/---

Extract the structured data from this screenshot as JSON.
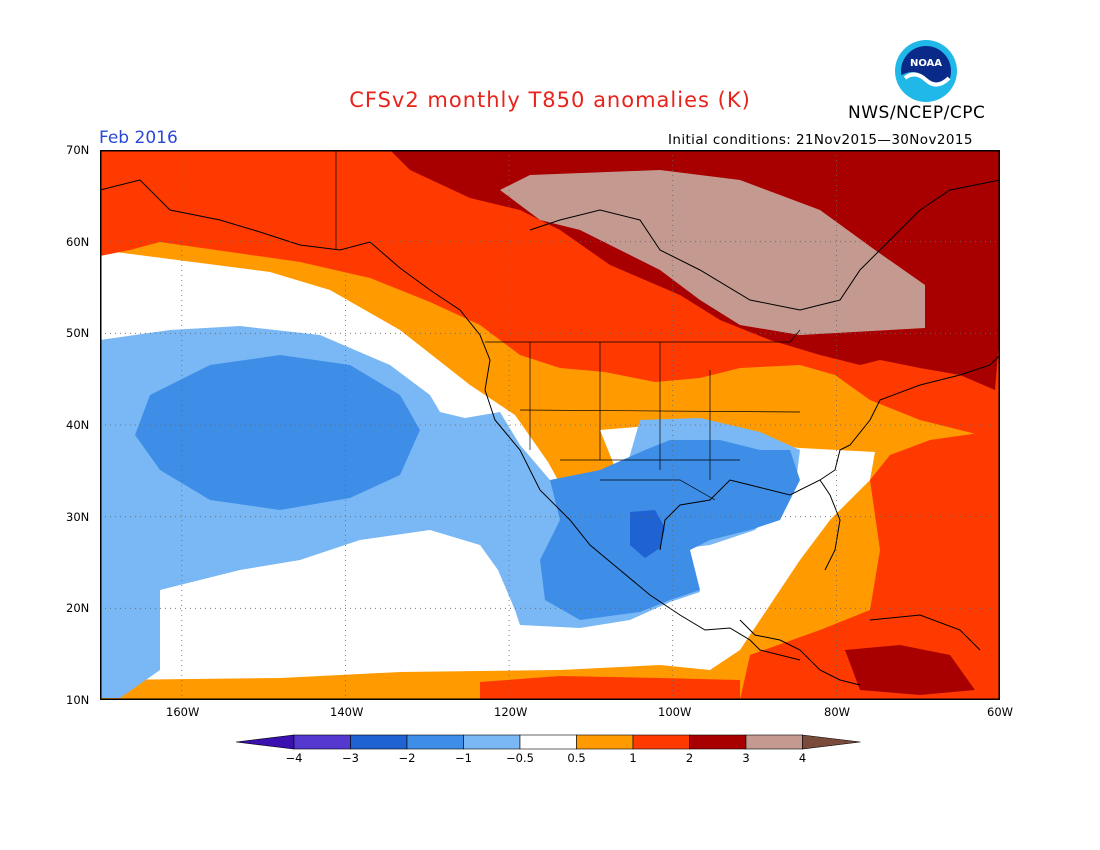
{
  "header": {
    "title": "CFSv2 monthly T850 anomalies (K)",
    "agency": "NWS/NCEP/CPC",
    "logo_text": "NOAA",
    "month_label": "Feb 2016",
    "initial_conditions": "Initial conditions: 21Nov2015—30Nov2015"
  },
  "map": {
    "lat_labels": [
      "70N",
      "60N",
      "50N",
      "40N",
      "30N",
      "20N",
      "10N"
    ],
    "lon_labels": [
      "160W",
      "140W",
      "120W",
      "100W",
      "80W",
      "60W"
    ],
    "lat_range": [
      10,
      70
    ],
    "lon_range": [
      -170,
      -60
    ]
  },
  "colorbar": {
    "tick_labels": [
      "−4",
      "−3",
      "−2",
      "−1",
      "−0.5",
      "0.5",
      "1",
      "2",
      "3",
      "4"
    ],
    "colors": [
      "#3a10b0",
      "#5538d0",
      "#1f62d2",
      "#3e8ee8",
      "#7ab8f5",
      "#ffffff",
      "#ff9b00",
      "#ff3a00",
      "#a80000",
      "#c49a90",
      "#7a4a3a"
    ]
  }
}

\---

*Required work:*
Return the entries unchanged, save for the pictures, which do not belong in the copy.

*Solved problem:*
Extract the structured data from this screenshot as JSON.
{
  "header": {
    "title": "CFSv2 monthly T850 anomalies (K)",
    "agency": "NWS/NCEP/CPC",
    "logo_text": "NOAA",
    "month_label": "Feb 2016",
    "initial_conditions": "Initial conditions: 21Nov2015—30Nov2015"
  },
  "map": {
    "lat_labels": [
      "70N",
      "60N",
      "50N",
      "40N",
      "30N",
      "20N",
      "10N"
    ],
    "lon_labels": [
      "160W",
      "140W",
      "120W",
      "100W",
      "80W",
      "60W"
    ],
    "lat_range": [
      10,
      70
    ],
    "lon_range": [
      -170,
      -60
    ]
  },
  "colorbar": {
    "tick_labels": [
      "−4",
      "−3",
      "−2",
      "−1",
      "−0.5",
      "0.5",
      "1",
      "2",
      "3",
      "4"
    ],
    "colors": [
      "#3a10b0",
      "#5538d0",
      "#1f62d2",
      "#3e8ee8",
      "#7ab8f5",
      "#ffffff",
      "#ff9b00",
      "#ff3a00",
      "#a80000",
      "#c49a90",
      "#7a4a3a"
    ]
  }
}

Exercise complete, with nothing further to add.